Material provided =>
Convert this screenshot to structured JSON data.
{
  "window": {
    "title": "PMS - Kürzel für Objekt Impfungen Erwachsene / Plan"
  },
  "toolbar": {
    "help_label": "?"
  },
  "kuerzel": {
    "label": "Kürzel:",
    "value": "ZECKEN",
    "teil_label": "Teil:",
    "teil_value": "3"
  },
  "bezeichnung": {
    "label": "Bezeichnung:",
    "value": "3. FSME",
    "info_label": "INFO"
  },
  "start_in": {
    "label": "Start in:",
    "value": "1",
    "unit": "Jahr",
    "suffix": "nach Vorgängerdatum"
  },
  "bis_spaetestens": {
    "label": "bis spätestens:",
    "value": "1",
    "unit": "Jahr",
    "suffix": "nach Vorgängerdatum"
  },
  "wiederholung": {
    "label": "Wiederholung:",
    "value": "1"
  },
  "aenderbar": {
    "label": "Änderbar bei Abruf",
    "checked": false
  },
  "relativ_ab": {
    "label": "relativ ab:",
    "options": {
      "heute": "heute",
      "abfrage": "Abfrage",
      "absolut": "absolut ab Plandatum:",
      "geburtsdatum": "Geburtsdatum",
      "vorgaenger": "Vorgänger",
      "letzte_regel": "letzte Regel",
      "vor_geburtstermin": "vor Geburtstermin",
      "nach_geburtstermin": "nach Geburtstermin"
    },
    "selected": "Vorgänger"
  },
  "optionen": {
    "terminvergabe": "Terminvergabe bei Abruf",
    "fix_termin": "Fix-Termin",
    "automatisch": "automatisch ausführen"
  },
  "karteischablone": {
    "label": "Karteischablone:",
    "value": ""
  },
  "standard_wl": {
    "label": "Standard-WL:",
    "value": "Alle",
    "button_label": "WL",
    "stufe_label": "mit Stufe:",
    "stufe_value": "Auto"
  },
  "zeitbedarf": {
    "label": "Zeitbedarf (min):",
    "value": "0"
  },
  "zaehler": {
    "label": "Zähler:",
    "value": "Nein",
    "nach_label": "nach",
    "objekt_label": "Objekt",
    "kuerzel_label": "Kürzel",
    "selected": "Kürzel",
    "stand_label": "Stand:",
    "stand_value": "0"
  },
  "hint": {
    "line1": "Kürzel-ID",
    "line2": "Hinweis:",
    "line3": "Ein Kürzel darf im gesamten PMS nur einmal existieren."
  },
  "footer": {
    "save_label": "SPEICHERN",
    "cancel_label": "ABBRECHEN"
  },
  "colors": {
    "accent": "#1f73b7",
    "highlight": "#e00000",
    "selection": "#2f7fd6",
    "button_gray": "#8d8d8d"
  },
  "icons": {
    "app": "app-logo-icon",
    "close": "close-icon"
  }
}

Your goal =>
Where a line above holds the string "Geburtstermin", show that line.

Answer to this task =>
      "vor_geburtstermin": "vor Geburtstermin",
      "nach_geburtstermin": "nach Geburtstermin"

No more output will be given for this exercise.